▸ **Aim**: Pull out the rows below from the line with "rr-rh-value: 0.0 60. [497,262,531,304]" to the line with "wind-arrow-nne-icon [128,262,177,304]", both included, and copy them without any change.

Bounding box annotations
····················
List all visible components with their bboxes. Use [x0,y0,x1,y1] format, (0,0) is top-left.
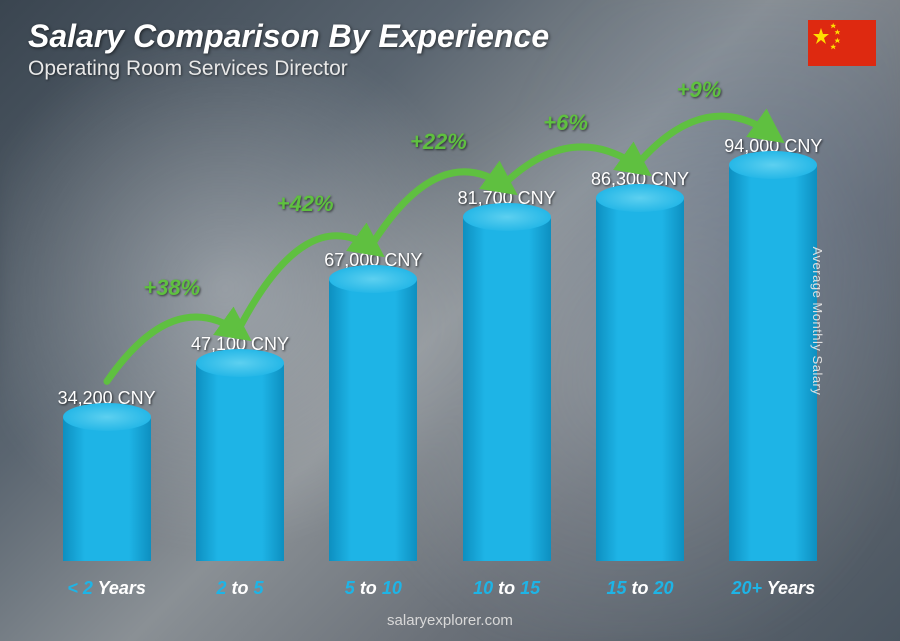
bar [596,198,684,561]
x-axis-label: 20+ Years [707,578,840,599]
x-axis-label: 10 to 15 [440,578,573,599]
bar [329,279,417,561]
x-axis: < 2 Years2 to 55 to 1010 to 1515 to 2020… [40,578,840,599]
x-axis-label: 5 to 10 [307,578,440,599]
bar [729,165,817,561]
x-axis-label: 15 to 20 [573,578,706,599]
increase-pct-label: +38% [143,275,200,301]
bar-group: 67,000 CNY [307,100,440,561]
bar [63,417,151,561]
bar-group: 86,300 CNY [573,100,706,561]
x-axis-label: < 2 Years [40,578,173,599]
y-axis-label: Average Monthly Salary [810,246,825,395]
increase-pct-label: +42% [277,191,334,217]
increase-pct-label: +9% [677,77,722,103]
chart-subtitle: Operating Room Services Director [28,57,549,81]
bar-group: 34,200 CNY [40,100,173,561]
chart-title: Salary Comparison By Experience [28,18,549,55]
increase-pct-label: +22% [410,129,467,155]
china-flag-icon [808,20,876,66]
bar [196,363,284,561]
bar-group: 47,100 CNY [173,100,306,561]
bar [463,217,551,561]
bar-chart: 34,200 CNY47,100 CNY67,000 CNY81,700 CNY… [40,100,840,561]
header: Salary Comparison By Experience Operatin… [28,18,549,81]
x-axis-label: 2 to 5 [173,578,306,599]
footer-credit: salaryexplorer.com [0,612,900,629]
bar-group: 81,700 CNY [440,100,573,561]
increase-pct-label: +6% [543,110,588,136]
····················
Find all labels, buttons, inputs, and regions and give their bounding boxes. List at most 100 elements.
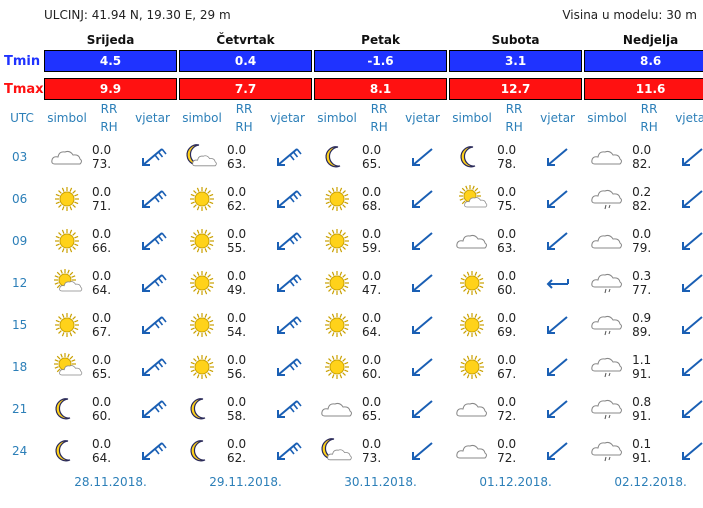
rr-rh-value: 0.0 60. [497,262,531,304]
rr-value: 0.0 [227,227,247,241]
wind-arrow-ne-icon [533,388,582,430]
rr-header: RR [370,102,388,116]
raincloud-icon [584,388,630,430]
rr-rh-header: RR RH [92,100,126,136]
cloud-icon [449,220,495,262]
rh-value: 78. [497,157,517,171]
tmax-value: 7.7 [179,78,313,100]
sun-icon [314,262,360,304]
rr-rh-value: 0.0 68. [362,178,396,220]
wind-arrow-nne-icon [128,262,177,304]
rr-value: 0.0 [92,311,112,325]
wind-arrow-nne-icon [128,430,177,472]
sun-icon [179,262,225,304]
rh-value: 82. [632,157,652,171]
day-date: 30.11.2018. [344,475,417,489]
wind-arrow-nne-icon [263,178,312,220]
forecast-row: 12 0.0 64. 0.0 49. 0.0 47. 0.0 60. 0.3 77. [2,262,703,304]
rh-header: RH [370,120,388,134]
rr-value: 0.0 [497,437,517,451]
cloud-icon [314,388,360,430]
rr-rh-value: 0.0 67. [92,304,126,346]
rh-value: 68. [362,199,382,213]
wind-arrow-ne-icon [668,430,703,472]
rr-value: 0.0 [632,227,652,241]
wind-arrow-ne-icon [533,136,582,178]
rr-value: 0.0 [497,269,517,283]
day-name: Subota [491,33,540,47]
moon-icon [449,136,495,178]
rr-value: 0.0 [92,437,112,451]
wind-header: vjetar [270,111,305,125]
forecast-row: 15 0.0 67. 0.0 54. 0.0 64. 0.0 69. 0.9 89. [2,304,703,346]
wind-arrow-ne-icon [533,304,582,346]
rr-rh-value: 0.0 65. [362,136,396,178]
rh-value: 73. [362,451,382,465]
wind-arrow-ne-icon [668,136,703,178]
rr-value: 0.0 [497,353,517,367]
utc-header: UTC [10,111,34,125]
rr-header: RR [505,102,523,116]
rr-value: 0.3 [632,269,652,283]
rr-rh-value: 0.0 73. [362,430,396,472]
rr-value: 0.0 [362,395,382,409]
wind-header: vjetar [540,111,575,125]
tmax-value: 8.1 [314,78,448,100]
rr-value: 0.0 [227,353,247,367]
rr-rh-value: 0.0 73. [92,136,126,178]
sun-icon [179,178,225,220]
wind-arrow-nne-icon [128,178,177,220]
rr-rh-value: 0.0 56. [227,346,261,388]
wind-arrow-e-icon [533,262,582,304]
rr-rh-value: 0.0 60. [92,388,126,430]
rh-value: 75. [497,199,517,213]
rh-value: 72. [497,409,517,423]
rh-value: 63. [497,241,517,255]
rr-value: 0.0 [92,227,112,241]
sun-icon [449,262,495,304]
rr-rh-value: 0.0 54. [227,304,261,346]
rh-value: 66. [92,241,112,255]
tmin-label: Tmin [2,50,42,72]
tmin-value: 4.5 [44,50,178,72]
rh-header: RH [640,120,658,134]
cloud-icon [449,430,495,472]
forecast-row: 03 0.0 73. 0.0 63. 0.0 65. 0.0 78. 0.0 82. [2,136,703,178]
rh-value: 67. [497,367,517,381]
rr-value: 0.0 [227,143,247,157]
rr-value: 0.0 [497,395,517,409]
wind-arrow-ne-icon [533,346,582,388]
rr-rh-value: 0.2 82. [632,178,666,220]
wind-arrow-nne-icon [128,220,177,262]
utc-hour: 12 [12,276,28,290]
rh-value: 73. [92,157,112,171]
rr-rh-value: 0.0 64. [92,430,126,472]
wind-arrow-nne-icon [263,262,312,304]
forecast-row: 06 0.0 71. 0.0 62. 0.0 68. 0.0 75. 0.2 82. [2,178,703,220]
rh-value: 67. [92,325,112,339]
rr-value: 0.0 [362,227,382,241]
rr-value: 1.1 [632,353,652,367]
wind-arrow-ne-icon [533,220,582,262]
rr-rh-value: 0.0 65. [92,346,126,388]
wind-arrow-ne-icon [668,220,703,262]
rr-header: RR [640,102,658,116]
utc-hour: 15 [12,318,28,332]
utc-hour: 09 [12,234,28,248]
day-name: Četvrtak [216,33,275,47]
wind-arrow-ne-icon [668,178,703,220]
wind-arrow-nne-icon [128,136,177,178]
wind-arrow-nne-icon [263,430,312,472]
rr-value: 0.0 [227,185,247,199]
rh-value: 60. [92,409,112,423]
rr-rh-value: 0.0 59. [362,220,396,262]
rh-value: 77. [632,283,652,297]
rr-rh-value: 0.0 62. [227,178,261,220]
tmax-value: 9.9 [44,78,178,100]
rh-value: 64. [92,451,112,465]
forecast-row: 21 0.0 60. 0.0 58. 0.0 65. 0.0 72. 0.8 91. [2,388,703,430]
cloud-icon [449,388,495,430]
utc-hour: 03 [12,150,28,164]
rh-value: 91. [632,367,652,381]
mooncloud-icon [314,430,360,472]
····················
▸ **Exercise answer**:
rr-rh-value: 0.0 60. [497,262,531,304]
rr-value: 0.0 [227,227,247,241]
wind-arrow-ne-icon [533,388,582,430]
rr-header: RR [370,102,388,116]
raincloud-icon [584,388,630,430]
rr-rh-header: RR RH [92,100,126,136]
cloud-icon [449,220,495,262]
rh-value: 78. [497,157,517,171]
tmax-value: 7.7 [179,78,313,100]
sun-icon [314,262,360,304]
rr-rh-value: 0.0 68. [362,178,396,220]
wind-arrow-nne-icon [128,262,177,304]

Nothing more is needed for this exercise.